• [What to work on]:
Repeat the listing below in full, exactly as it stands.

• [Provided data]:
* * * * *

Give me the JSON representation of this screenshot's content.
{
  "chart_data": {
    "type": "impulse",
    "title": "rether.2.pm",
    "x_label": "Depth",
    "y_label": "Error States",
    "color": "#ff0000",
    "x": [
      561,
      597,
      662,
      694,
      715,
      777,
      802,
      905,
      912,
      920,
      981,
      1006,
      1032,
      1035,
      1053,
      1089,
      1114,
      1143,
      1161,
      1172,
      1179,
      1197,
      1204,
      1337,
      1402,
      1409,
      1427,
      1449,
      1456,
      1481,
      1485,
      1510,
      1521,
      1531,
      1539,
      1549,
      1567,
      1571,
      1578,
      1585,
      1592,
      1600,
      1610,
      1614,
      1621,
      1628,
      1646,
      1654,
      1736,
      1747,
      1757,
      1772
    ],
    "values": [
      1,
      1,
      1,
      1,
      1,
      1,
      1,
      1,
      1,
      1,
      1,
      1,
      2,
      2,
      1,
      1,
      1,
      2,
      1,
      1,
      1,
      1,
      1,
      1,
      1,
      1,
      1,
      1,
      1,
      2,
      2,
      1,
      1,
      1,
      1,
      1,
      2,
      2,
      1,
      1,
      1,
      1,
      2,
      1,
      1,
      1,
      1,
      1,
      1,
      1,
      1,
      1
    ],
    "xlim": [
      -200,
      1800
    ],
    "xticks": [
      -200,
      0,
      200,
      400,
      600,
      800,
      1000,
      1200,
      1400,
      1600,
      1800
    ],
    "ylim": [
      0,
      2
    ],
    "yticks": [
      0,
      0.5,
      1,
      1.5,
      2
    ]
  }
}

* * * * *

• [The reply]:
Give me the JSON representation of this screenshot's content.
{
  "chart_data": {
    "type": "impulse",
    "title": "rether.2.pm",
    "x_label": "Depth",
    "y_label": "Error States",
    "color": "#ff0000",
    "x": [
      561,
      597,
      662,
      694,
      715,
      777,
      802,
      905,
      912,
      920,
      981,
      1006,
      1032,
      1035,
      1053,
      1089,
      1114,
      1143,
      1161,
      1172,
      1179,
      1197,
      1204,
      1337,
      1402,
      1409,
      1427,
      1449,
      1456,
      1481,
      1485,
      1510,
      1521,
      1531,
      1539,
      1549,
      1567,
      1571,
      1578,
      1585,
      1592,
      1600,
      1610,
      1614,
      1621,
      1628,
      1646,
      1654,
      1736,
      1747,
      1757,
      1772
    ],
    "values": [
      1,
      1,
      1,
      1,
      1,
      1,
      1,
      1,
      1,
      1,
      1,
      1,
      2,
      2,
      1,
      1,
      1,
      2,
      1,
      1,
      1,
      1,
      1,
      1,
      1,
      1,
      1,
      1,
      1,
      2,
      2,
      1,
      1,
      1,
      1,
      1,
      2,
      2,
      1,
      1,
      1,
      1,
      2,
      1,
      1,
      1,
      1,
      1,
      1,
      1,
      1,
      1
    ],
    "xlim": [
      -200,
      1800
    ],
    "xticks": [
      -200,
      0,
      200,
      400,
      600,
      800,
      1000,
      1200,
      1400,
      1600,
      1800
    ],
    "ylim": [
      0,
      2
    ],
    "yticks": [
      0,
      0.5,
      1,
      1.5,
      2
    ]
  }
}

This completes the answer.